> Written exercise
Produce an exact transcription of the listing below, omitting the pictures.

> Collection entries
##############################
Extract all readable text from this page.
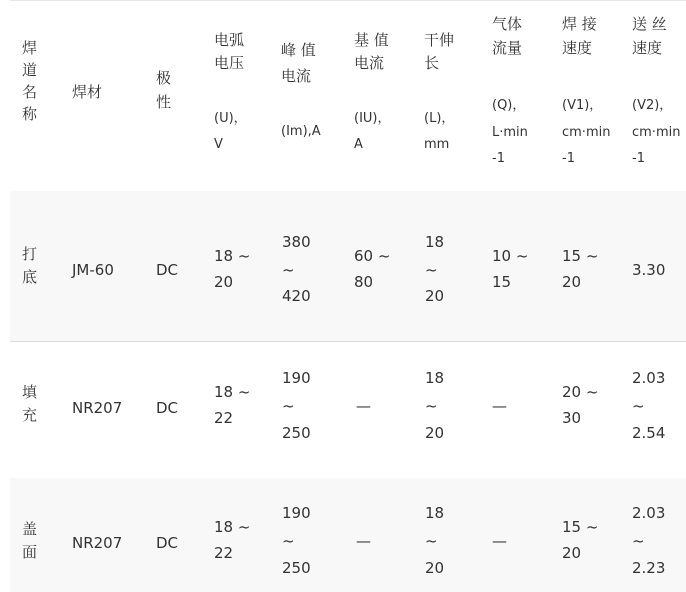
焊
道
名
称
焊材
极
性
电弧
电压
(U)，
V
峰 值
电流
(Im),A
基 值
电流
(IU)，
A
干伸
长
(L)，
mm
气体
流量
(Q)，
L·min
-1
焊 接
速度
(V1)，
cm·min
-1
送 丝
速度
(V2)，
cm·min
-1
打
底 JM-60	DC
18 ~
20
380
~
420
60 ~
80
18
~
20
10 ~
15
15 ~
20
3.30
填
充 NR207 DC
18 ~
22
190
~
250
—
18
~
20
—
20 ~
30
2.03
~
2.54
盖
面 NR207 DC
18 ~
22
190
~
250
—
18
~
20
—
15 ~
20
2.03
~
2.23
##############################
> Full response
Extract all readable text from this page.
焊
道
名
称
焊材
极
性
电弧
电压
(U)，
V
峰 值
电流
(Im),A
基 值
电流
(IU)，
A
干伸
长
(L)，
mm
气体
流量
(Q)，
L·min
-1
焊 接
速度
(V1)，
cm·min
-1
送 丝
速度
(V2)，
cm·min
-1
打
底 JM-60	DC
18 ~
20
380
~
420
60 ~
80
18
~
20
10 ~
15
15 ~
20
3.30
填
充 NR207 DC
18 ~
22
190
~
250
—
18
~
20
—
20 ~
30
2.03
~
2.54
盖
面 NR207 DC
18 ~
22
190
~
250
—
18
~
20
—
15 ~
20
2.03
~
2.23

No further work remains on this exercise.